Types of Molds
If you are buying a new home, one of the most important aspects your inspection should cover is mold. Mold – both visible and invisible – can be very detrimental to your family’s health. Unfortunately, many home environments encourage molds. Even modern home design can in some cases contribute to the growth of molds if the home is built too tightly (not properly ventilated). New homes can also suffer from molds due to moisture created by evaporation from concrete and lumber.
Molds can appear and feel powdery or cottony, and be green, gray, brown, black, white, or a combination of these colors. Molds growing on textiles are called mildew (technically the same). Some molds produce extremely potent toxins called mycotoxins that can cause serious health effects. This includes certain of the dangerous “toxic black molds”. These molds are not to be confused with many black molds that are common in homes – particularly in bathrooms and basements. If in doubt, get expert advice.
In order to grow, molds need moisture, suitable temperature, and organic materials for food. They grow on just about anything including paper products, ceiling tiles, wood products, paints, wallpaper, insulation materials, drywall, and fabric. They produce spores (seeds), which carried through the air, can form new colonies wherever they land.
Controlling moisture is very important if you are to successfully battle molds. Basements and crawlspaces are prime areas for mold since concrete is actually porous. Water seeps in through the pores in concrete, in the form of invisible water vapor. Capillary action in the concrete also contributes to moisture. In fact, the average basement can let in more moisture than your bathroom and kitchen combined. Signs of seepage include white powdery deposits on the foundation wall.
Musty odors in basements are often caused by hidden molds living on organic matter. These emit water, carbon dioxide, and VOCs (volatile organic compounds) like alcohols and aldehydes. When inhaled, these chemicals irritate respiratory passages. You cannot deal with these musty smells with air fresheners. You need to treat them at the source.
If you have a wet basement, dealing with the causes of the moisture will ensure that molds don’t get a chance to grow. It’s also important to control other mold hot spots by regularly cleaning your fridge (and drip tray), humidifiers, dehumidifiers, and air-conditioning condensing units.

────

ACTIONS TO TAKE
1 – In the text on household molds, rewrite the passage starting with "Musty odors in" and going on through "at the source.", replacing "air fresheners" with "scented sprays".
2 – Continue the text on household molds from where it stops.

────

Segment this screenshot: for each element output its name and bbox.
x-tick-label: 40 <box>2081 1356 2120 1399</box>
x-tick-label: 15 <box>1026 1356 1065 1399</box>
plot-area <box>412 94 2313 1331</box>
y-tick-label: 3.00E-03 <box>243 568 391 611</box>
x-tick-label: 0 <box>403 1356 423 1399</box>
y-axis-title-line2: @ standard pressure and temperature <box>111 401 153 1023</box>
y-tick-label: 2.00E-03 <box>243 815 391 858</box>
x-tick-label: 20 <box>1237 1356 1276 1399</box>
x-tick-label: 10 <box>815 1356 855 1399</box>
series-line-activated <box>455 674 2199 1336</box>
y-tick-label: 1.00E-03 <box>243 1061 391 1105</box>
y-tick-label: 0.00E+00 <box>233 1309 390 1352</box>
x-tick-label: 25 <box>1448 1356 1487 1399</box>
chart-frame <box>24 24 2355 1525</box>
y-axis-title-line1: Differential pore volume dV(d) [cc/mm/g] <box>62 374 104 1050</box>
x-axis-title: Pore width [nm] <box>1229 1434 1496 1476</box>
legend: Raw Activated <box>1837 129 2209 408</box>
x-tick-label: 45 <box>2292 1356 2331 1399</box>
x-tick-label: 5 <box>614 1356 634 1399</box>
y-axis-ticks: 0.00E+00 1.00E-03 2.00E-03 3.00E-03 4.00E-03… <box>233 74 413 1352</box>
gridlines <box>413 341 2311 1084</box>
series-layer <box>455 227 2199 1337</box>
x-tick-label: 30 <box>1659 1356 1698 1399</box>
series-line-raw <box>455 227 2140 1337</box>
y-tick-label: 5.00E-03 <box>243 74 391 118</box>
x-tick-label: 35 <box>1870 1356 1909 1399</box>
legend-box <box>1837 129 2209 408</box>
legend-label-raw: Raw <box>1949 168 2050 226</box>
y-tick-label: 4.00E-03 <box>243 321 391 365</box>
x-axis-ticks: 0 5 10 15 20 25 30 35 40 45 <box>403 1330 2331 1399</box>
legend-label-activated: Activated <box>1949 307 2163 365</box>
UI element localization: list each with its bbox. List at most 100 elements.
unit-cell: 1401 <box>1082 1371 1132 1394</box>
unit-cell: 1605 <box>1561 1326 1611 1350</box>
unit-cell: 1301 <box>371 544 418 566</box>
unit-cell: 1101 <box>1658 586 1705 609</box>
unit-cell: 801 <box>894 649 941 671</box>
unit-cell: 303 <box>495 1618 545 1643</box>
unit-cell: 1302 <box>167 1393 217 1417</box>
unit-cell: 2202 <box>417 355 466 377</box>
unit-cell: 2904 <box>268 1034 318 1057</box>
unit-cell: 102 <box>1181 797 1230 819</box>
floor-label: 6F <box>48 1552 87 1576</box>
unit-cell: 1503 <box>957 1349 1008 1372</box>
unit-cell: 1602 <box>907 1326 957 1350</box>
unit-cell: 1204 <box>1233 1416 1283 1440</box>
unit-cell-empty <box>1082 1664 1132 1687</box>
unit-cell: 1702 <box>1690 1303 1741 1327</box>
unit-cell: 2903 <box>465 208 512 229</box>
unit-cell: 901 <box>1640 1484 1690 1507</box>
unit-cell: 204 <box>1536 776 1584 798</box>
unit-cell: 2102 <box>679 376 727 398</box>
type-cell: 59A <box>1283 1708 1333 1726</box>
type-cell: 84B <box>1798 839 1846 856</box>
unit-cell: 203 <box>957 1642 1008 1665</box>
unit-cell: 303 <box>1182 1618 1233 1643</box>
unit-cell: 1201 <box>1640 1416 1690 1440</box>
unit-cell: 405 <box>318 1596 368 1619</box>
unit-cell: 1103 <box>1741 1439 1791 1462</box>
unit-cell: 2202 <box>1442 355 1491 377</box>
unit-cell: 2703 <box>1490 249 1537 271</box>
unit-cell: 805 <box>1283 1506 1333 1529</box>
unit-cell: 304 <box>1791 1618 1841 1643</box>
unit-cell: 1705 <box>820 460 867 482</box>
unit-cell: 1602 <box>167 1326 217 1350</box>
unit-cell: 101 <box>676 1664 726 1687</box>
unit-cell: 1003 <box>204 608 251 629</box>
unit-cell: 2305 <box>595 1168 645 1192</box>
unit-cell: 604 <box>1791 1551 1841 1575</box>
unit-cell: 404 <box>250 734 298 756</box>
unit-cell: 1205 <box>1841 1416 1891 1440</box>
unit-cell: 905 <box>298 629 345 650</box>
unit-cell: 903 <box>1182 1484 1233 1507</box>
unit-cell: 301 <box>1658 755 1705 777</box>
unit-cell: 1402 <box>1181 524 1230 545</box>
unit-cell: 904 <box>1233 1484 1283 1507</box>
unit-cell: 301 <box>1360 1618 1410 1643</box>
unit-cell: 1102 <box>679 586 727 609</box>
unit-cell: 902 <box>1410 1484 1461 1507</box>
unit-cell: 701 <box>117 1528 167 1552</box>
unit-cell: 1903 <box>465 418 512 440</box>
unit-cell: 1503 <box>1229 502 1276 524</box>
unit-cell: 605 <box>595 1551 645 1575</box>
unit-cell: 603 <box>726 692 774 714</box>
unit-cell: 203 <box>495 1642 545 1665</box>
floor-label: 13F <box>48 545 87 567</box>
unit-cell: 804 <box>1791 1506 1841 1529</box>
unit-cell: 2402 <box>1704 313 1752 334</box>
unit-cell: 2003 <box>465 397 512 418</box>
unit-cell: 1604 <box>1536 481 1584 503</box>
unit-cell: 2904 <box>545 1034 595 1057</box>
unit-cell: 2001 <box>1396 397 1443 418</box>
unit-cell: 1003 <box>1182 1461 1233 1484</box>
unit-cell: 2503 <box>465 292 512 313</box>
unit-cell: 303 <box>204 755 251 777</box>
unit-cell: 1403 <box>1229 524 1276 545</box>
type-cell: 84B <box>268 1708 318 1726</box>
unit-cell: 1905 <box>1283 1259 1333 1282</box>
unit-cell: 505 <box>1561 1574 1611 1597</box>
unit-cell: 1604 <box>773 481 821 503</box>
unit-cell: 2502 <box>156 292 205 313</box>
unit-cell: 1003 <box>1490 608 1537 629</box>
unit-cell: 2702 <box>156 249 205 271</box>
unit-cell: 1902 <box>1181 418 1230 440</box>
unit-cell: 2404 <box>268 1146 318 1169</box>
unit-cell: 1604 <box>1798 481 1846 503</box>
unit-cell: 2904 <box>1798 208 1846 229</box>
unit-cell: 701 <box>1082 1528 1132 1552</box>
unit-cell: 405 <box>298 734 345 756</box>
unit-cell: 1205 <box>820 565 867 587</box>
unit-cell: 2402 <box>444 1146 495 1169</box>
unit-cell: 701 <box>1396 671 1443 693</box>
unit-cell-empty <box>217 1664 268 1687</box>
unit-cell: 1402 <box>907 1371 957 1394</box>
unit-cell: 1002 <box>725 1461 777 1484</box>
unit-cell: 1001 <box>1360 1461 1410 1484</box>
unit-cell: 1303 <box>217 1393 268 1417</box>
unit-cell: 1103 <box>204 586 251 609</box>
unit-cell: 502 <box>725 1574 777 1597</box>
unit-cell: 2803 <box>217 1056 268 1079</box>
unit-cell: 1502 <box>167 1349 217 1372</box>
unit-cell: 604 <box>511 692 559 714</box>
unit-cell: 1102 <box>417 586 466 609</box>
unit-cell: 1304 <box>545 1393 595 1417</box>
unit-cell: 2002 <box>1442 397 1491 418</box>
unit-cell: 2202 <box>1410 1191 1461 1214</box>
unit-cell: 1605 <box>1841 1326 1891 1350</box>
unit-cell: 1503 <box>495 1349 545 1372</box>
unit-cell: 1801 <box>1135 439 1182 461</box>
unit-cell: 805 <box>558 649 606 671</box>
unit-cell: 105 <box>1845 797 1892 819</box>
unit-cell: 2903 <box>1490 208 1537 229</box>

────

OUTPUTS BY TASK
1 –
Musty odors in basements are often caused by hidden molds living on organic matter. These emit water, carbon dioxide, and VOCs (volatile organic compounds) like alcohols and aldehydes. When inhaled, these chemicals irritate respiratory passages. You cannot deal with these musty smells with scented sprays. You need to treat them at the source.

2 –
Be very careful if you tackle molds since they release particles and mold spores when disturbed. Wear a mask or respirator, gloves, goggles, and coveralls. If the mold growth exceeds 10 sq. ft., calling in a mold remediation professional is recommended. Damaged sheetrock or paneling, and moldy porous items like carpets, clothing, and upholstered furniture may have to be discarded.
As far as household cleaning solutions, chlorine bleach should be avoided or used with caution. It is highly caustic to skin and the fumes are a lung and eye irritant. In addition, it is not very effective as it lacks penetration and its effects don’t last. Better remedies for household use are available for dealing with surface moulds.
Negative Health Effects
The documented health problems associated with mold exposure include allergy, infection, irritation and toxicity. Mold spores can trigger or aggravate asthma, particularly, in children. The incidence of allergies and asthma has doubled in the last decade, which has been linked to the increase in airborne molds in modern “energy efficient” homes.
While it may be difficult to eliminate molds completely, reducing the concentration of molds in your home will have a positive effect on reducing the incidence of infection and allergic reactions your family experiences. Again, if you are unsure what kind of mold you are dealing with, get it inspected by a professional.